(Data items)
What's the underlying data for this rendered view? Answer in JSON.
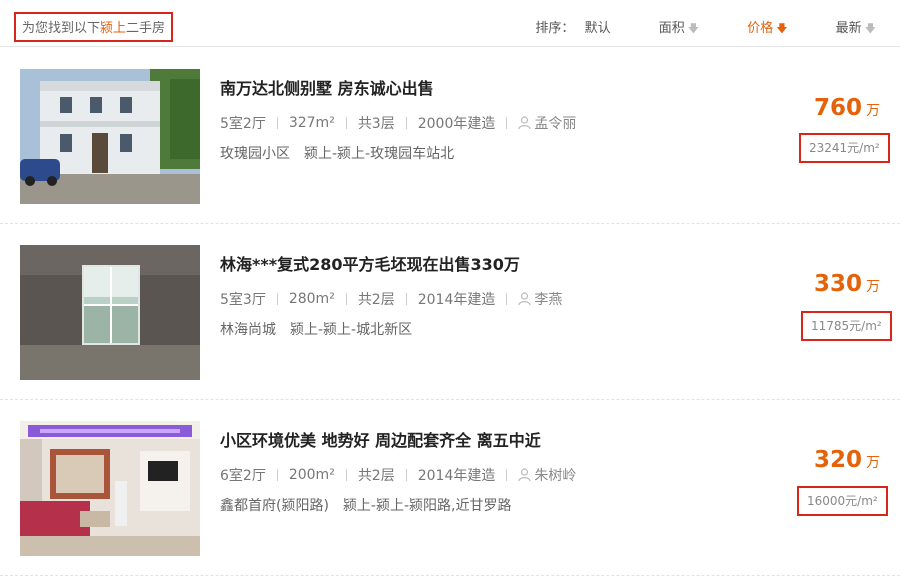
{
  "header": {
    "found_prefix": "为您找到以下",
    "found_city": "颍上",
    "found_suffix": "二手房",
    "sort_label": "排序：",
    "sort_default": "默认",
    "sort_area": "面积",
    "sort_price": "价格",
    "sort_newest": "最新"
  },
  "listings": [
    {
      "title": "南万达北侧别墅 房东诚心出售",
      "rooms": "5室2厅",
      "area": "327m²",
      "floors": "共3层",
      "built": "2000年建造",
      "agent": "孟令丽",
      "community": "玫瑰园小区",
      "location": "颍上-颍上-玫瑰园车站北",
      "price": "760",
      "price_unit": "万",
      "unit_price": "23241元/m²"
    },
    {
      "title": "林海***复式280平方毛坯现在出售330万",
      "rooms": "5室3厅",
      "area": "280m²",
      "floors": "共2层",
      "built": "2014年建造",
      "agent": "李燕",
      "community": "林海尚城",
      "location": "颍上-颍上-城北新区",
      "price": "330",
      "price_unit": "万",
      "unit_price": "11785元/m²"
    },
    {
      "title": "小区环境优美 地势好 周边配套齐全 离五中近",
      "rooms": "6室2厅",
      "area": "200m²",
      "floors": "共2层",
      "built": "2014年建造",
      "agent": "朱树岭",
      "community": "鑫都首府(颍阳路)",
      "location": "颍上-颍上-颍阳路,近甘罗路",
      "price": "320",
      "price_unit": "万",
      "unit_price": "16000元/m²"
    }
  ],
  "icons": {
    "sort_arrow": "down-arrow-icon",
    "agent": "person-icon"
  },
  "colors": {
    "accent": "#e4620a",
    "highlight_border": "#d9261c"
  }
}
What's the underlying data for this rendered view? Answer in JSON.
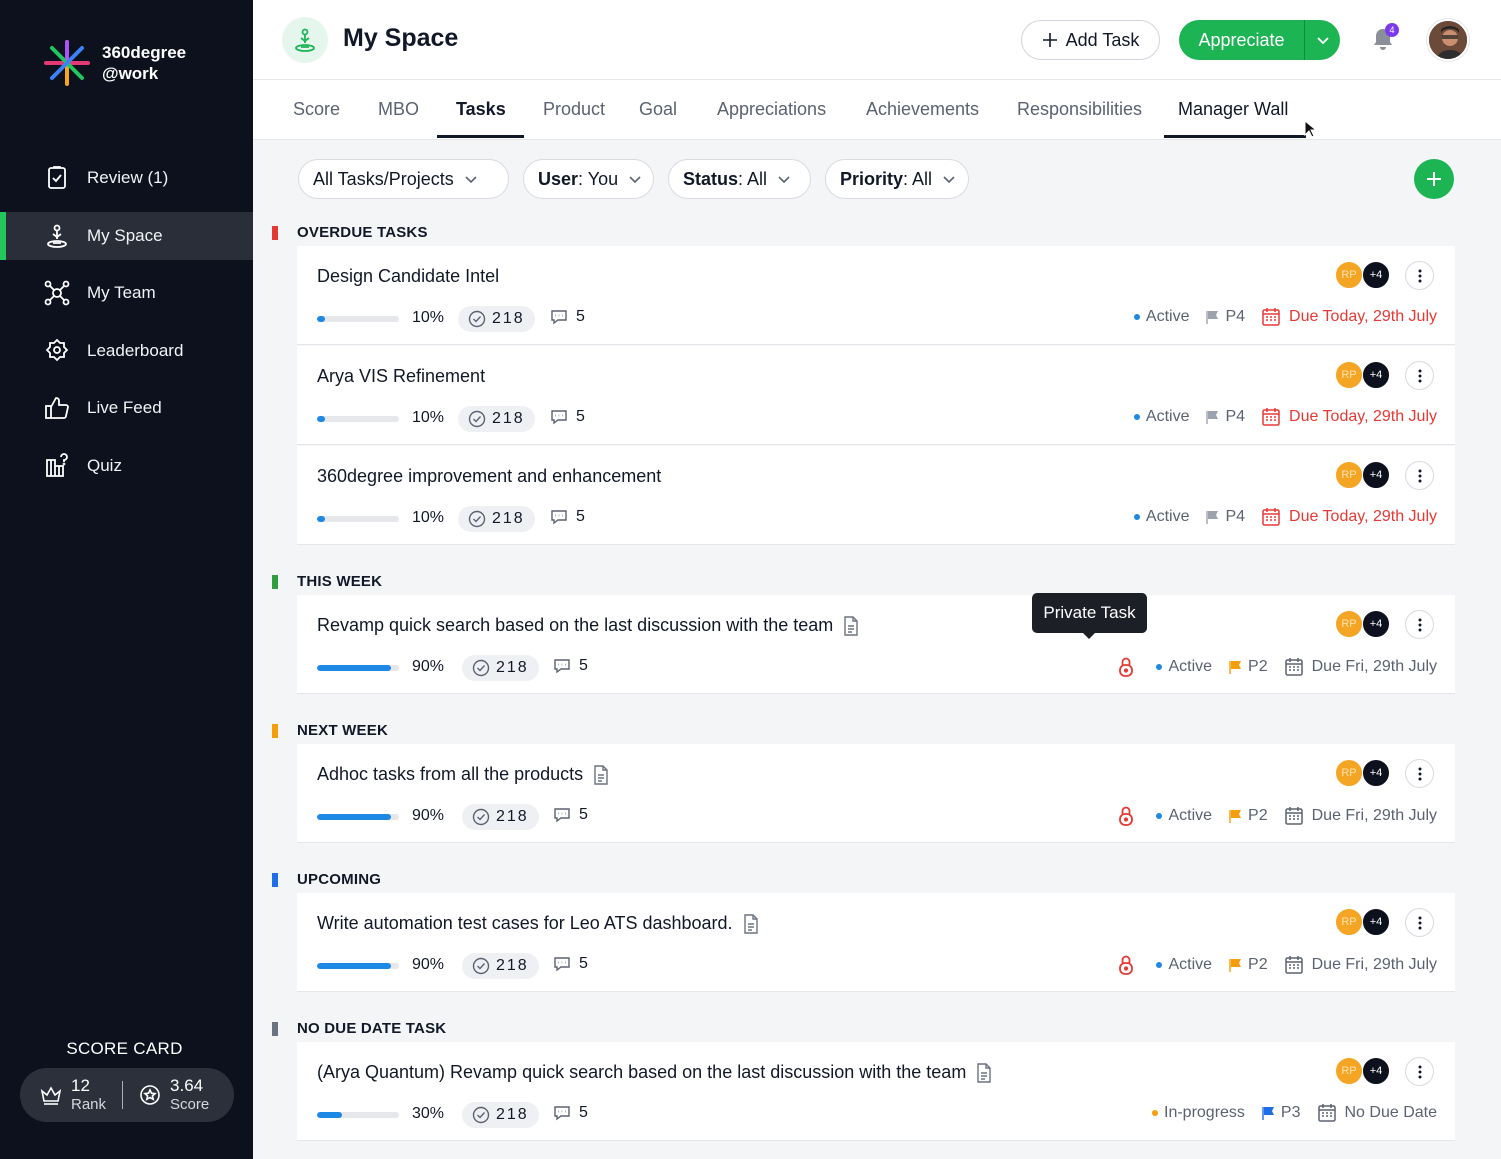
{
  "brand": {
    "line1": "360degree",
    "line2": "@work"
  },
  "sidebar": {
    "items": [
      {
        "label": "Review (1)",
        "icon": "review-icon"
      },
      {
        "label": "My Space",
        "icon": "myspace-icon",
        "active": true
      },
      {
        "label": "My Team",
        "icon": "team-icon"
      },
      {
        "label": "Leaderboard",
        "icon": "leaderboard-icon"
      },
      {
        "label": "Live Feed",
        "icon": "thumbs-up-icon"
      },
      {
        "label": "Quiz",
        "icon": "quiz-icon"
      }
    ],
    "scorecard": {
      "title": "SCORE CARD",
      "rank_value": "12",
      "rank_label": "Rank",
      "score_value": "3.64",
      "score_label": "Score"
    }
  },
  "header": {
    "title": "My Space",
    "add_task": "Add Task",
    "appreciate": "Appreciate",
    "notification_count": "4"
  },
  "tabs": [
    "Score",
    "MBO",
    "Tasks",
    "Product",
    "Goal",
    "Appreciations",
    "Achievements",
    "Responsibilities",
    "Manager Wall"
  ],
  "active_tab": "Tasks",
  "filters": [
    {
      "label": "All Tasks/Projects",
      "value": ""
    },
    {
      "label": "User",
      "value": "You"
    },
    {
      "label": "Status",
      "value": "All"
    },
    {
      "label": "Priority",
      "value": "All"
    }
  ],
  "tooltip": "Private Task",
  "colors": {
    "green": "#1db454",
    "overdue": "#e53935",
    "this_week": "#2e9e3e",
    "next_week": "#f59e0b",
    "upcoming": "#1e6fe5",
    "no_due": "#6b7280",
    "due_red": "#e53935"
  },
  "sections": [
    {
      "title": "OVERDUE TASKS",
      "tasks": [
        {
          "title": "Design Candidate Intel",
          "progress": "10%",
          "checks": "218",
          "comments": "5",
          "status": "Active",
          "priority": "P4",
          "due": "Due Today, 29th July",
          "avatar_initials": "RP",
          "avatar_more": "+4"
        },
        {
          "title": "Arya VIS Refinement",
          "progress": "10%",
          "checks": "218",
          "comments": "5",
          "status": "Active",
          "priority": "P4",
          "due": "Due Today, 29th July",
          "avatar_initials": "RP",
          "avatar_more": "+4"
        },
        {
          "title": "360degree improvement and enhancement",
          "progress": "10%",
          "checks": "218",
          "comments": "5",
          "status": "Active",
          "priority": "P4",
          "due": "Due Today, 29th July",
          "avatar_initials": "RP",
          "avatar_more": "+4"
        }
      ]
    },
    {
      "title": "THIS WEEK",
      "tasks": [
        {
          "title": "Revamp quick search based on the last discussion with the team",
          "progress": "90%",
          "checks": "218",
          "comments": "5",
          "status": "Active",
          "priority": "P2",
          "due": "Due Fri, 29th July",
          "avatar_initials": "RP",
          "avatar_more": "+4"
        }
      ]
    },
    {
      "title": "NEXT WEEK",
      "tasks": [
        {
          "title": "Adhoc tasks from all the products",
          "progress": "90%",
          "checks": "218",
          "comments": "5",
          "status": "Active",
          "priority": "P2",
          "due": "Due Fri, 29th July",
          "avatar_initials": "RP",
          "avatar_more": "+4"
        }
      ]
    },
    {
      "title": "UPCOMING",
      "tasks": [
        {
          "title": "Write automation test cases for Leo ATS dashboard.",
          "progress": "90%",
          "checks": "218",
          "comments": "5",
          "status": "Active",
          "priority": "P2",
          "due": "Due Fri, 29th July",
          "avatar_initials": "RP",
          "avatar_more": "+4"
        }
      ]
    },
    {
      "title": "NO DUE DATE TASK",
      "tasks": [
        {
          "title": "(Arya Quantum) Revamp quick search based on the last discussion with the team",
          "progress": "30%",
          "checks": "218",
          "comments": "5",
          "status": "In-progress",
          "priority": "P3",
          "due": "No Due Date",
          "avatar_initials": "RP",
          "avatar_more": "+4"
        }
      ]
    }
  ]
}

# Given exercise
Set down all the entries exactly as they appear, but skip any pictures.

# Reply to the task
What's the underlying data for this rendered view? Answer in JSON.
{
  "header": {
    "found_prefix": "为您找到以下",
    "found_city": "颍上",
    "found_suffix": "二手房",
    "sort_label": "排序：",
    "sort_default": "默认",
    "sort_area": "面积",
    "sort_price": "价格",
    "sort_newest": "最新"
  },
  "listings": [
    {
      "title": "南万达北侧别墅 房东诚心出售",
      "rooms": "5室2厅",
      "area": "327m²",
      "floors": "共3层",
      "built": "2000年建造",
      "agent": "孟令丽",
      "community": "玫瑰园小区",
      "location": "颍上-颍上-玫瑰园车站北",
      "price": "760",
      "price_unit": "万",
      "unit_price": "23241元/m²"
    },
    {
      "title": "林海***复式280平方毛坯现在出售330万",
      "rooms": "5室3厅",
      "area": "280m²",
      "floors": "共2层",
      "built": "2014年建造",
      "agent": "李燕",
      "community": "林海尚城",
      "location": "颍上-颍上-城北新区",
      "price": "330",
      "price_unit": "万",
      "unit_price": "11785元/m²"
    },
    {
      "title": "小区环境优美 地势好 周边配套齐全 离五中近",
      "rooms": "6室2厅",
      "area": "200m²",
      "floors": "共2层",
      "built": "2014年建造",
      "agent": "朱树岭",
      "community": "鑫都首府(颍阳路)",
      "location": "颍上-颍上-颍阳路,近甘罗路",
      "price": "320",
      "price_unit": "万",
      "unit_price": "16000元/m²"
    }
  ],
  "icons": {
    "sort_arrow": "down-arrow-icon",
    "agent": "person-icon"
  },
  "colors": {
    "accent": "#e4620a",
    "highlight_border": "#d9261c"
  }
}
What's the underlying data for this rendered view? Answer in JSON.
{
  "brand": {
    "line1": "360degree",
    "line2": "@work"
  },
  "sidebar": {
    "items": [
      {
        "label": "Review (1)",
        "icon": "review-icon"
      },
      {
        "label": "My Space",
        "icon": "myspace-icon",
        "active": true
      },
      {
        "label": "My Team",
        "icon": "team-icon"
      },
      {
        "label": "Leaderboard",
        "icon": "leaderboard-icon"
      },
      {
        "label": "Live Feed",
        "icon": "thumbs-up-icon"
      },
      {
        "label": "Quiz",
        "icon": "quiz-icon"
      }
    ],
    "scorecard": {
      "title": "SCORE CARD",
      "rank_value": "12",
      "rank_label": "Rank",
      "score_value": "3.64",
      "score_label": "Score"
    }
  },
  "header": {
    "title": "My Space",
    "add_task": "Add Task",
    "appreciate": "Appreciate",
    "notification_count": "4"
  },
  "tabs": [
    "Score",
    "MBO",
    "Tasks",
    "Product",
    "Goal",
    "Appreciations",
    "Achievements",
    "Responsibilities",
    "Manager Wall"
  ],
  "active_tab": "Tasks",
  "filters": [
    {
      "label": "All Tasks/Projects",
      "value": ""
    },
    {
      "label": "User",
      "value": "You"
    },
    {
      "label": "Status",
      "value": "All"
    },
    {
      "label": "Priority",
      "value": "All"
    }
  ],
  "tooltip": "Private Task",
  "colors": {
    "green": "#1db454",
    "overdue": "#e53935",
    "this_week": "#2e9e3e",
    "next_week": "#f59e0b",
    "upcoming": "#1e6fe5",
    "no_due": "#6b7280",
    "due_red": "#e53935"
  },
  "sections": [
    {
      "title": "OVERDUE TASKS",
      "tasks": [
        {
          "title": "Design Candidate Intel",
          "progress": "10%",
          "checks": "218",
          "comments": "5",
          "status": "Active",
          "priority": "P4",
          "due": "Due Today, 29th July",
          "avatar_initials": "RP",
          "avatar_more": "+4"
        },
        {
          "title": "Arya VIS Refinement",
          "progress": "10%",
          "checks": "218",
          "comments": "5",
          "status": "Active",
          "priority": "P4",
          "due": "Due Today, 29th July",
          "avatar_initials": "RP",
          "avatar_more": "+4"
        },
        {
          "title": "360degree improvement and enhancement",
          "progress": "10%",
          "checks": "218",
          "comments": "5",
          "status": "Active",
          "priority": "P4",
          "due": "Due Today, 29th July",
          "avatar_initials": "RP",
          "avatar_more": "+4"
        }
      ]
    },
    {
      "title": "THIS WEEK",
      "tasks": [
        {
          "title": "Revamp quick search based on the last discussion with the team",
          "progress": "90%",
          "checks": "218",
          "comments": "5",
          "status": "Active",
          "priority": "P2",
          "due": "Due Fri, 29th July",
          "avatar_initials": "RP",
          "avatar_more": "+4"
        }
      ]
    },
    {
      "title": "NEXT WEEK",
      "tasks": [
        {
          "title": "Adhoc tasks from all the products",
          "progress": "90%",
          "checks": "218",
          "comments": "5",
          "status": "Active",
          "priority": "P2",
          "due": "Due Fri, 29th July",
          "avatar_initials": "RP",
          "avatar_more": "+4"
        }
      ]
    },
    {
      "title": "UPCOMING",
      "tasks": [
        {
          "title": "Write automation test cases for Leo ATS dashboard.",
          "progress": "90%",
          "checks": "218",
          "comments": "5",
          "status": "Active",
          "priority": "P2",
          "due": "Due Fri, 29th July",
          "avatar_initials": "RP",
          "avatar_more": "+4"
        }
      ]
    },
    {
      "title": "NO DUE DATE TASK",
      "tasks": [
        {
          "title": "(Arya Quantum) Revamp quick search based on the last discussion with the team",
          "progress": "30%",
          "checks": "218",
          "comments": "5",
          "status": "In-progress",
          "priority": "P3",
          "due": "No Due Date",
          "avatar_initials": "RP",
          "avatar_more": "+4"
        }
      ]
    }
  ]
}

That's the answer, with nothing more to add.